**Material supplied:**

——————————

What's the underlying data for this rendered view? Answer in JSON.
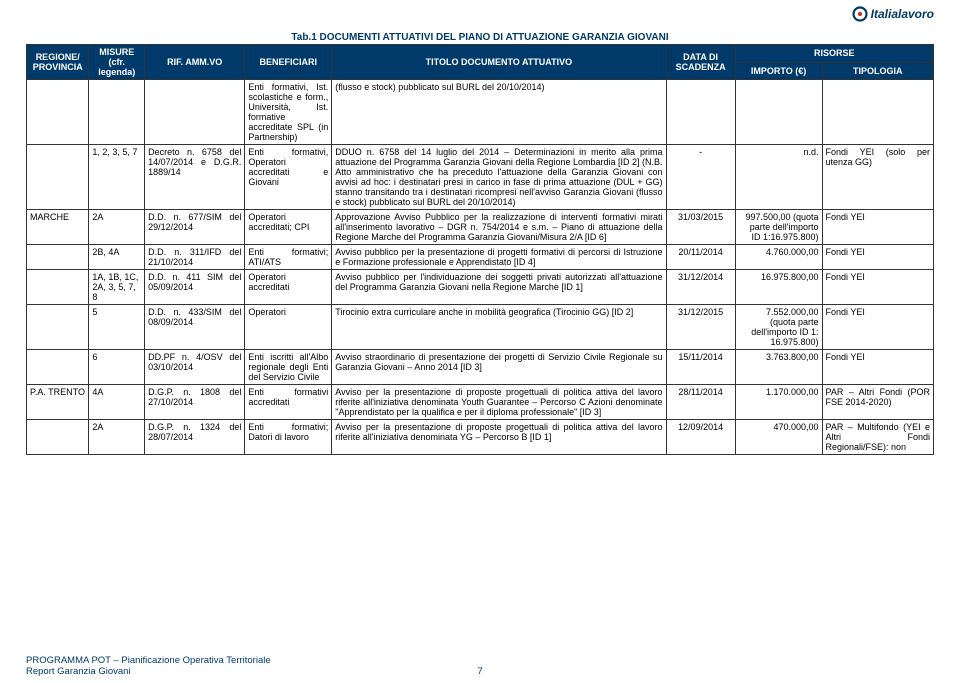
{
  "logo_text": "Italialavoro",
  "caption": "Tab.1 DOCUMENTI ATTUATIVI DEL PIANO DI ATTUAZIONE GARANZIA GIOVANI",
  "header": {
    "regione": "REGIONE/ PROVINCIA",
    "misure": "MISURE (cfr. legenda)",
    "rif": "RIF. AMM.VO",
    "ben": "BENEFICIARI",
    "titolo": "TITOLO DOCUMENTO ATTUATIVO",
    "data": "DATA DI SCADENZA",
    "risorse": "RISORSE",
    "importo": "IMPORTO (€)",
    "tipologia": "TIPOLOGIA"
  },
  "rows": [
    {
      "reg": "",
      "mis": "",
      "rif": "",
      "ben": "Enti formativi, Ist. scolastiche e form., Università, Ist. formative accreditate SPL (in Partnership)",
      "tit": "(flusso e stock) pubblicato sul BURL del 20/10/2014)",
      "data": "",
      "imp": "",
      "tipo": ""
    },
    {
      "reg": "",
      "mis": "1, 2, 3, 5, 7",
      "rif": "Decreto n. 6758 del 14/07/2014 e D.G.R. 1889/14",
      "ben": "Enti formativi, Operatori accreditati e Giovani",
      "tit": "DDUO n. 6758 del 14 luglio del 2014 – Determinazioni in merito alla prima attuazione del Programma Garanzia Giovani della Regione Lombardia [ID 2]\n(N.B. Atto amministrativo che ha preceduto l'attuazione della Garanzia Giovani con avvisi ad hoc: i destinatari presi in carico in fase di prima attuazione (DUL + GG) stanno transitando tra i destinatari ricompresi nell'avviso Garanzia Giovani (flusso e stock) pubblicato sul BURL del 20/10/2014)",
      "data": "-",
      "imp": "n.d.",
      "tipo": "Fondi YEI (solo per utenza GG)"
    },
    {
      "reg": "MARCHE",
      "mis": "2A",
      "rif": "D.D. n. 677/SIM del 29/12/2014",
      "ben": "Operatori accreditati; CPI",
      "tit": "Approvazione Avviso Pubblico per la realizzazione di interventi formativi mirati all'inserimento lavorativo – DGR n. 754/2014 e s.m. – Piano di attuazione della Regione Marche del Programma Garanzia Giovani/Misura 2/A [ID 6]",
      "data": "31/03/2015",
      "imp": "997.500,00 (quota parte dell'importo ID 1:16.975.800)",
      "tipo": "Fondi YEI"
    },
    {
      "reg": "",
      "mis": "2B, 4A",
      "rif": "D.D. n. 311/IFD del 21/10/2014",
      "ben": "Enti formativi; ATI/ATS",
      "tit": "Avviso pubblico per la presentazione di progetti formativi di percorsi di Istruzione e Formazione professionale e Apprendistato [ID 4]",
      "data": "20/11/2014",
      "imp": "4.760.000,00",
      "tipo": "Fondi YEI"
    },
    {
      "reg": "",
      "mis": "1A, 1B, 1C, 2A, 3, 5, 7, 8",
      "rif": "D.D. n. 411 SIM del 05/09/2014",
      "ben": "Operatori accreditati",
      "tit": "Avviso pubblico per l'individuazione dei soggetti privati autorizzati all'attuazione del Programma Garanzia Giovani nella Regione Marche [ID 1]",
      "data": "31/12/2014",
      "imp": "16.975.800,00",
      "tipo": "Fondi YEI"
    },
    {
      "reg": "",
      "mis": "5",
      "rif": "D.D. n. 433/SIM del 08/09/2014",
      "ben": "Operatori",
      "tit": "Tirocinio extra curriculare anche in mobilità geografica (Tirocinio GG) [ID 2]",
      "data": "31/12/2015",
      "imp": "7.552.000,00 (quota parte dell'importo ID 1: 16.975.800)",
      "tipo": "Fondi YEI"
    },
    {
      "reg": "",
      "mis": "6",
      "rif": "DD.PF n. 4/OSV del 03/10/2014",
      "ben": "Enti iscritti all'Albo regionale degli Enti del Servizio Civile",
      "tit": "Avviso straordinario di presentazione dei progetti di Servizio Civile Regionale su Garanzia Giovani – Anno 2014 [ID 3]",
      "data": "15/11/2014",
      "imp": "3.763.800,00",
      "tipo": "Fondi YEI"
    },
    {
      "reg": "P.A. TRENTO",
      "mis": "4A",
      "rif": "D.G.P. n. 1808 del 27/10/2014",
      "ben": "Enti formativi accreditati",
      "tit": "Avviso per la presentazione di proposte progettuali di politica attiva del lavoro riferite all'iniziativa denominata Youth Guarantee – Percorso C Azioni denominate \"Apprendistato per la qualifica e per il diploma professionale\" [ID 3]",
      "data": "28/11/2014",
      "imp": "1.170.000,00",
      "tipo": "PAR – Altri Fondi (POR FSE 2014-2020)"
    },
    {
      "reg": "",
      "mis": "2A",
      "rif": "D.G.P. n. 1324 del 28/07/2014",
      "ben": "Enti formativi; Datori di lavoro",
      "tit": "Avviso per la presentazione di proposte progettuali di politica attiva del lavoro riferite all'iniziativa denominata YG – Percorso B [ID 1]",
      "data": "12/09/2014",
      "imp": "470.000,00",
      "tipo": "PAR – Multifondo (YEI e Altri Fondi Regionali/FSE): non"
    }
  ],
  "footer": {
    "line1": "PROGRAMMA POT – Pianificazione Operativa Territoriale",
    "line2": "Report Garanzia Giovani",
    "page": "7"
  },
  "colors": {
    "brand": "#003a6a",
    "border": "#333333",
    "bg": "#ffffff"
  }
}
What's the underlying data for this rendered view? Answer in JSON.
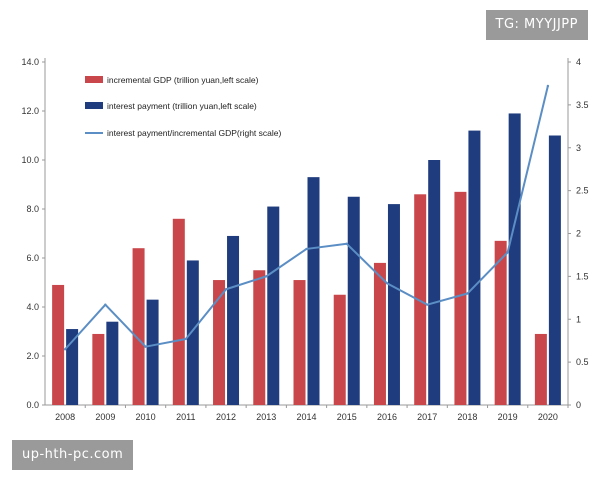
{
  "watermarks": {
    "top_right": "TG: MYYJJPP",
    "bottom_left": "up-hth-pc.com"
  },
  "colors": {
    "incremental_gdp": "#c9474a",
    "interest_payment": "#1f3c7e",
    "ratio_line": "#5b8ec4",
    "axis": "#999999"
  },
  "chart_data": {
    "type": "bar",
    "title": "",
    "categories": [
      "2008",
      "2009",
      "2010",
      "2011",
      "2012",
      "2013",
      "2014",
      "2015",
      "2016",
      "2017",
      "2018",
      "2019",
      "2020"
    ],
    "series": [
      {
        "name": "incremental GDP (trillion yuan,left scale)",
        "type": "bar",
        "axis": "left",
        "values": [
          4.9,
          2.9,
          6.4,
          7.6,
          5.1,
          5.5,
          5.1,
          4.5,
          5.8,
          8.6,
          8.7,
          6.7,
          2.9
        ]
      },
      {
        "name": "interest payment (trillion yuan,left scale)",
        "type": "bar",
        "axis": "left",
        "values": [
          3.1,
          3.4,
          4.3,
          5.9,
          6.9,
          8.1,
          9.3,
          8.5,
          8.2,
          10.0,
          11.2,
          11.9,
          11.0
        ]
      },
      {
        "name": "interest payment/incremental GDP(right scale)",
        "type": "line",
        "axis": "right",
        "values": [
          0.65,
          1.17,
          0.68,
          0.77,
          1.35,
          1.5,
          1.82,
          1.88,
          1.42,
          1.17,
          1.3,
          1.78,
          3.72
        ]
      }
    ],
    "left_axis": {
      "min": 0,
      "max": 14,
      "ticks": [
        "0.0",
        "2.0",
        "4.0",
        "6.0",
        "8.0",
        "10.0",
        "12.0",
        "14.0"
      ]
    },
    "right_axis": {
      "min": 0,
      "max": 4,
      "ticks": [
        "0",
        "0.5",
        "1",
        "1.5",
        "2",
        "2.5",
        "3",
        "3.5",
        "4"
      ]
    },
    "xlabel": "",
    "ylabel": "",
    "legend_position": "top-left"
  }
}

——————————

**Required task:**
Each line that holds the word "Servizio" should be extracted from the records.

**The answer:**
      "ben": "Enti iscritti all'Albo regionale degli Enti del Servizio Civile",
      "tit": "Avviso straordinario di presentazione dei progetti di Servizio Civile Regionale su Garanzia Giovani – Anno 2014 [ID 3]",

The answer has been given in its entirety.